▶ **BRIEF**
Output the material below in full, exactly as it is.

▶ **DATA FOR THIS TASK**
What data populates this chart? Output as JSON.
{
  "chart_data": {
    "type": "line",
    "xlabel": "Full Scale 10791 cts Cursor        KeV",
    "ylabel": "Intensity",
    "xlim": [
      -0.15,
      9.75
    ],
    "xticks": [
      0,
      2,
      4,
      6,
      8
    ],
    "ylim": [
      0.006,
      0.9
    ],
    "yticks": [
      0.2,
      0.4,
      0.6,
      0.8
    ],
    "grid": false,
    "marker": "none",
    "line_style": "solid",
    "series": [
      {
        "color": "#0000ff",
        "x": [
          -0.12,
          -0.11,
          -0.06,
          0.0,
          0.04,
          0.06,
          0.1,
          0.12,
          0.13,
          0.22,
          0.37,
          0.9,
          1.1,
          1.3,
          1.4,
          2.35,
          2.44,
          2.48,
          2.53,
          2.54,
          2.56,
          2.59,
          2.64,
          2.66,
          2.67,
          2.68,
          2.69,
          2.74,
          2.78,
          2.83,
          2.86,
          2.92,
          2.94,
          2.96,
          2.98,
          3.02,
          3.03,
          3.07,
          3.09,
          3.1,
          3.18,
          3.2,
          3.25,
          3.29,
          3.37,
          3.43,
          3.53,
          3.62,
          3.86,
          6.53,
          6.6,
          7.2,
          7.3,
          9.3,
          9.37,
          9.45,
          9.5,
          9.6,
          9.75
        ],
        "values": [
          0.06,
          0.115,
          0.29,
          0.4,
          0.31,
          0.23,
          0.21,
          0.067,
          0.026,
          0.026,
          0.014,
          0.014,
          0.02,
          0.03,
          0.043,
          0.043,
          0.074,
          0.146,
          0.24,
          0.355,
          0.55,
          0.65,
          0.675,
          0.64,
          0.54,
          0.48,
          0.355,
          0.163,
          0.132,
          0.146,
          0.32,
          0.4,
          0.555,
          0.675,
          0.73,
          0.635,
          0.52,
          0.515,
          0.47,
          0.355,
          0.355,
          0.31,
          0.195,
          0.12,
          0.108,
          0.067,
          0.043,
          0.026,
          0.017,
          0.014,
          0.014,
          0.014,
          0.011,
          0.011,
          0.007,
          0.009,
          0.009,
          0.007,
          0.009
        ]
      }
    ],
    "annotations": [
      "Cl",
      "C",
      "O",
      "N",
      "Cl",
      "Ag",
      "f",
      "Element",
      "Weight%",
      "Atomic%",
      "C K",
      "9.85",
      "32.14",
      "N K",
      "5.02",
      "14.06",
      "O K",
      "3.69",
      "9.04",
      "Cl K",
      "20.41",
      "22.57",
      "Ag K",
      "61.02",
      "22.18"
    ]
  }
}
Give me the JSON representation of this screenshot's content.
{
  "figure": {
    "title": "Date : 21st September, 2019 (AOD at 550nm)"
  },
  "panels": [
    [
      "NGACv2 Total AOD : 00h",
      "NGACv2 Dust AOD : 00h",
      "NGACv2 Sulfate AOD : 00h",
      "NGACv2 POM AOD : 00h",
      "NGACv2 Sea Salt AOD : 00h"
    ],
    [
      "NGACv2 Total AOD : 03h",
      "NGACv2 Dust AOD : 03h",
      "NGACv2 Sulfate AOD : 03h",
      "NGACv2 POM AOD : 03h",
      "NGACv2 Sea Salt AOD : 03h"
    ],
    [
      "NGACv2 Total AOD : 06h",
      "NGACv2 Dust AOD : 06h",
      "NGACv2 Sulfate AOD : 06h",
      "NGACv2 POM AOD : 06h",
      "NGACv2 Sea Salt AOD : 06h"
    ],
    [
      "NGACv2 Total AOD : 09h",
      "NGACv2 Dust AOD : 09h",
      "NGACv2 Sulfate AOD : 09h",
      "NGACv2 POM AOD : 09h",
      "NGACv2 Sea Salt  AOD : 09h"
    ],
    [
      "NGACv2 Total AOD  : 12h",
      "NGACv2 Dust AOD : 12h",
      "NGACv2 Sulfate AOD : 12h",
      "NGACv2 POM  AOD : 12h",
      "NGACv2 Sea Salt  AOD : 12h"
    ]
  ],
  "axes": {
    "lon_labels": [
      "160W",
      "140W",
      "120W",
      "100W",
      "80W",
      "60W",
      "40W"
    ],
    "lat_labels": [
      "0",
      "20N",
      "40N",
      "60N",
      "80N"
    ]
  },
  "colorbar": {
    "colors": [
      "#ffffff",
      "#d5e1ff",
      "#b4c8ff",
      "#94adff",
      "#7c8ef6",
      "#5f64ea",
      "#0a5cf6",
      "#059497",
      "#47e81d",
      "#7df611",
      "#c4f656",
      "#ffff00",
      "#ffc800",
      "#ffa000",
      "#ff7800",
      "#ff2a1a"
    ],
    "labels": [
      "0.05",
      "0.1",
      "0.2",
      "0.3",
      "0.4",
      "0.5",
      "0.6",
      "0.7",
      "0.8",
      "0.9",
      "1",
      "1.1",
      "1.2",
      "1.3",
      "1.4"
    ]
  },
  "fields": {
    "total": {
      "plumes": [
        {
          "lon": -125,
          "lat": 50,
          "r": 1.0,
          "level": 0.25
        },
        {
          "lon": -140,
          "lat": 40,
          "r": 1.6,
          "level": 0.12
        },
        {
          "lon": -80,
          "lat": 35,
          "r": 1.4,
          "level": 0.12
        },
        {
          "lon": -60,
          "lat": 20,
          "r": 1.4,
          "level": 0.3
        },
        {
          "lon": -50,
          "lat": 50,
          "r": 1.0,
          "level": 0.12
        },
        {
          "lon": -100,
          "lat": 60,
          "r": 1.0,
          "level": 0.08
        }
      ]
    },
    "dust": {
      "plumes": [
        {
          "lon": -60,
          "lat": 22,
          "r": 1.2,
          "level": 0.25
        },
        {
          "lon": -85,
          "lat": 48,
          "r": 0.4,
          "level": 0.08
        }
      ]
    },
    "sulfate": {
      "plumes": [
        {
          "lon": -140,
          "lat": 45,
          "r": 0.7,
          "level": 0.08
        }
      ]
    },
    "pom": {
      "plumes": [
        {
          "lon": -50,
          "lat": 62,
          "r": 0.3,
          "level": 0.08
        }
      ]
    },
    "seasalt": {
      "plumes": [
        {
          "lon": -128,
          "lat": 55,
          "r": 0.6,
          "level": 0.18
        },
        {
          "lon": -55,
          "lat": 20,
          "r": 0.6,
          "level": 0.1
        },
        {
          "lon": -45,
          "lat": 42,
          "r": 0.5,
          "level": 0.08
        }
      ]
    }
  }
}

▶ **FINISHED TASK**
What data populates this chart? Output as JSON.
{
  "chart_data": {
    "type": "line",
    "xlabel": "Full Scale 10791 cts Cursor        KeV",
    "ylabel": "Intensity",
    "xlim": [
      -0.15,
      9.75
    ],
    "xticks": [
      0,
      2,
      4,
      6,
      8
    ],
    "ylim": [
      0.006,
      0.9
    ],
    "yticks": [
      0.2,
      0.4,
      0.6,
      0.8
    ],
    "grid": false,
    "marker": "none",
    "line_style": "solid",
    "series": [
      {
        "color": "#0000ff",
        "x": [
          -0.12,
          -0.11,
          -0.06,
          0.0,
          0.04,
          0.06,
          0.1,
          0.12,
          0.13,
          0.22,
          0.37,
          0.9,
          1.1,
          1.3,
          1.4,
          2.35,
          2.44,
          2.48,
          2.53,
          2.54,
          2.56,
          2.59,
          2.64,
          2.66,
          2.67,
          2.68,
          2.69,
          2.74,
          2.78,
          2.83,
          2.86,
          2.92,
          2.94,
          2.96,
          2.98,
          3.02,
          3.03,
          3.07,
          3.09,
          3.1,
          3.18,
          3.2,
          3.25,
          3.29,
          3.37,
          3.43,
          3.53,
          3.62,
          3.86,
          6.53,
          6.6,
          7.2,
          7.3,
          9.3,
          9.37,
          9.45,
          9.5,
          9.6,
          9.75
        ],
        "values": [
          0.06,
          0.115,
          0.29,
          0.4,
          0.31,
          0.23,
          0.21,
          0.067,
          0.026,
          0.026,
          0.014,
          0.014,
          0.02,
          0.03,
          0.043,
          0.043,
          0.074,
          0.146,
          0.24,
          0.355,
          0.55,
          0.65,
          0.675,
          0.64,
          0.54,
          0.48,
          0.355,
          0.163,
          0.132,
          0.146,
          0.32,
          0.4,
          0.555,
          0.675,
          0.73,
          0.635,
          0.52,
          0.515,
          0.47,
          0.355,
          0.355,
          0.31,
          0.195,
          0.12,
          0.108,
          0.067,
          0.043,
          0.026,
          0.017,
          0.014,
          0.014,
          0.014,
          0.011,
          0.011,
          0.007,
          0.009,
          0.009,
          0.007,
          0.009
        ]
      }
    ],
    "annotations": [
      "Cl",
      "C",
      "O",
      "N",
      "Cl",
      "Ag",
      "f",
      "Element",
      "Weight%",
      "Atomic%",
      "C K",
      "9.85",
      "32.14",
      "N K",
      "5.02",
      "14.06",
      "O K",
      "3.69",
      "9.04",
      "Cl K",
      "20.41",
      "22.57",
      "Ag K",
      "61.02",
      "22.18"
    ]
  }
}
Give me the JSON representation of this screenshot's content.
{
  "figure": {
    "title": "Date : 21st September, 2019 (AOD at 550nm)"
  },
  "panels": [
    [
      "NGACv2 Total AOD : 00h",
      "NGACv2 Dust AOD : 00h",
      "NGACv2 Sulfate AOD : 00h",
      "NGACv2 POM AOD : 00h",
      "NGACv2 Sea Salt AOD : 00h"
    ],
    [
      "NGACv2 Total AOD : 03h",
      "NGACv2 Dust AOD : 03h",
      "NGACv2 Sulfate AOD : 03h",
      "NGACv2 POM AOD : 03h",
      "NGACv2 Sea Salt AOD : 03h"
    ],
    [
      "NGACv2 Total AOD : 06h",
      "NGACv2 Dust AOD : 06h",
      "NGACv2 Sulfate AOD : 06h",
      "NGACv2 POM AOD : 06h",
      "NGACv2 Sea Salt AOD : 06h"
    ],
    [
      "NGACv2 Total AOD : 09h",
      "NGACv2 Dust AOD : 09h",
      "NGACv2 Sulfate AOD : 09h",
      "NGACv2 POM AOD : 09h",
      "NGACv2 Sea Salt  AOD : 09h"
    ],
    [
      "NGACv2 Total AOD  : 12h",
      "NGACv2 Dust AOD : 12h",
      "NGACv2 Sulfate AOD : 12h",
      "NGACv2 POM  AOD : 12h",
      "NGACv2 Sea Salt  AOD : 12h"
    ]
  ],
  "axes": {
    "lon_labels": [
      "160W",
      "140W",
      "120W",
      "100W",
      "80W",
      "60W",
      "40W"
    ],
    "lat_labels": [
      "0",
      "20N",
      "40N",
      "60N",
      "80N"
    ]
  },
  "colorbar": {
    "colors": [
      "#ffffff",
      "#d5e1ff",
      "#b4c8ff",
      "#94adff",
      "#7c8ef6",
      "#5f64ea",
      "#0a5cf6",
      "#059497",
      "#47e81d",
      "#7df611",
      "#c4f656",
      "#ffff00",
      "#ffc800",
      "#ffa000",
      "#ff7800",
      "#ff2a1a"
    ],
    "labels": [
      "0.05",
      "0.1",
      "0.2",
      "0.3",
      "0.4",
      "0.5",
      "0.6",
      "0.7",
      "0.8",
      "0.9",
      "1",
      "1.1",
      "1.2",
      "1.3",
      "1.4"
    ]
  },
  "fields": {
    "total": {
      "plumes": [
        {
          "lon": -125,
          "lat": 50,
          "r": 1.0,
          "level": 0.25
        },
        {
          "lon": -140,
          "lat": 40,
          "r": 1.6,
          "level": 0.12
        },
        {
          "lon": -80,
          "lat": 35,
          "r": 1.4,
          "level": 0.12
        },
        {
          "lon": -60,
          "lat": 20,
          "r": 1.4,
          "level": 0.3
        },
        {
          "lon": -50,
          "lat": 50,
          "r": 1.0,
          "level": 0.12
        },
        {
          "lon": -100,
          "lat": 60,
          "r": 1.0,
          "level": 0.08
        }
      ]
    },
    "dust": {
      "plumes": [
        {
          "lon": -60,
          "lat": 22,
          "r": 1.2,
          "level": 0.25
        },
        {
          "lon": -85,
          "lat": 48,
          "r": 0.4,
          "level": 0.08
        }
      ]
    },
    "sulfate": {
      "plumes": [
        {
          "lon": -140,
          "lat": 45,
          "r": 0.7,
          "level": 0.08
        }
      ]
    },
    "pom": {
      "plumes": [
        {
          "lon": -50,
          "lat": 62,
          "r": 0.3,
          "level": 0.08
        }
      ]
    },
    "seasalt": {
      "plumes": [
        {
          "lon": -128,
          "lat": 55,
          "r": 0.6,
          "level": 0.18
        },
        {
          "lon": -55,
          "lat": 20,
          "r": 0.6,
          "level": 0.1
        },
        {
          "lon": -45,
          "lat": 42,
          "r": 0.5,
          "level": 0.08
        }
      ]
    }
  }
}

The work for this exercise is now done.